#### [Instructions for the task]
Reproduce every line of the entries that follow, character for character.
======
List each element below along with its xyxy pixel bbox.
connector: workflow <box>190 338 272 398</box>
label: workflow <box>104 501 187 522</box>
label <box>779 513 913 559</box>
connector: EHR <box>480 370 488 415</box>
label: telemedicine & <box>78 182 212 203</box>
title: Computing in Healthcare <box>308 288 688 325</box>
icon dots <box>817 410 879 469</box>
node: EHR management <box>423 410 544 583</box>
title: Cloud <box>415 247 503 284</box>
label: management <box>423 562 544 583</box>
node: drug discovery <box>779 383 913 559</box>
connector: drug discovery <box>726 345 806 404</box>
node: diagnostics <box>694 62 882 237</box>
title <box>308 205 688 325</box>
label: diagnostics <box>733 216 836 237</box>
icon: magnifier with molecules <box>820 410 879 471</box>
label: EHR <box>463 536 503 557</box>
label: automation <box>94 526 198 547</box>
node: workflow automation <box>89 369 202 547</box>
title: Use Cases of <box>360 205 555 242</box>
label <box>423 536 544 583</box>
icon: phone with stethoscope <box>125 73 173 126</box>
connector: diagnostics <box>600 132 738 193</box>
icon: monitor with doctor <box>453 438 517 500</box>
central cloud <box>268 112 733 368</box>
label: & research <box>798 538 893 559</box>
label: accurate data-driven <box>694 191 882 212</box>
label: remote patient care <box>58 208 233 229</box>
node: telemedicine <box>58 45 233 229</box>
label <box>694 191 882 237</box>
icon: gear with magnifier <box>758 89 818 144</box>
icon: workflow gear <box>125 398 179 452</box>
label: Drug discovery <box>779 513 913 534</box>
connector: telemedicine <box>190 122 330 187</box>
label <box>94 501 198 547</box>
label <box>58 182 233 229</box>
======
#### [Answer]
List each element below along with its xyxy pixel bbox.
connector: workflow <box>190 338 272 398</box>
label: workflow <box>104 501 187 522</box>
label <box>779 513 913 559</box>
connector: EHR <box>480 370 488 415</box>
label: telemedicine & <box>78 182 212 203</box>
title: Computing in Healthcare <box>308 288 688 325</box>
icon dots <box>817 410 879 469</box>
node: EHR management <box>423 410 544 583</box>
title: Cloud <box>415 247 503 284</box>
label: management <box>423 562 544 583</box>
node: drug discovery <box>779 383 913 559</box>
connector: drug discovery <box>726 345 806 404</box>
node: diagnostics <box>694 62 882 237</box>
title <box>308 205 688 325</box>
label: diagnostics <box>733 216 836 237</box>
icon: magnifier with molecules <box>820 410 879 471</box>
label: EHR <box>463 536 503 557</box>
label: automation <box>94 526 198 547</box>
node: workflow automation <box>89 369 202 547</box>
title: Use Cases of <box>360 205 555 242</box>
label <box>423 536 544 583</box>
icon: phone with stethoscope <box>125 73 173 126</box>
connector: diagnostics <box>600 132 738 193</box>
icon: monitor with doctor <box>453 438 517 500</box>
central cloud <box>268 112 733 368</box>
label: & research <box>798 538 893 559</box>
label: accurate data-driven <box>694 191 882 212</box>
label: remote patient care <box>58 208 233 229</box>
node: telemedicine <box>58 45 233 229</box>
label <box>694 191 882 237</box>
icon: gear with magnifier <box>758 89 818 144</box>
icon: workflow gear <box>125 398 179 452</box>
label: Drug discovery <box>779 513 913 534</box>
connector: telemedicine <box>190 122 330 187</box>
label <box>94 501 198 547</box>
label <box>58 182 233 229</box>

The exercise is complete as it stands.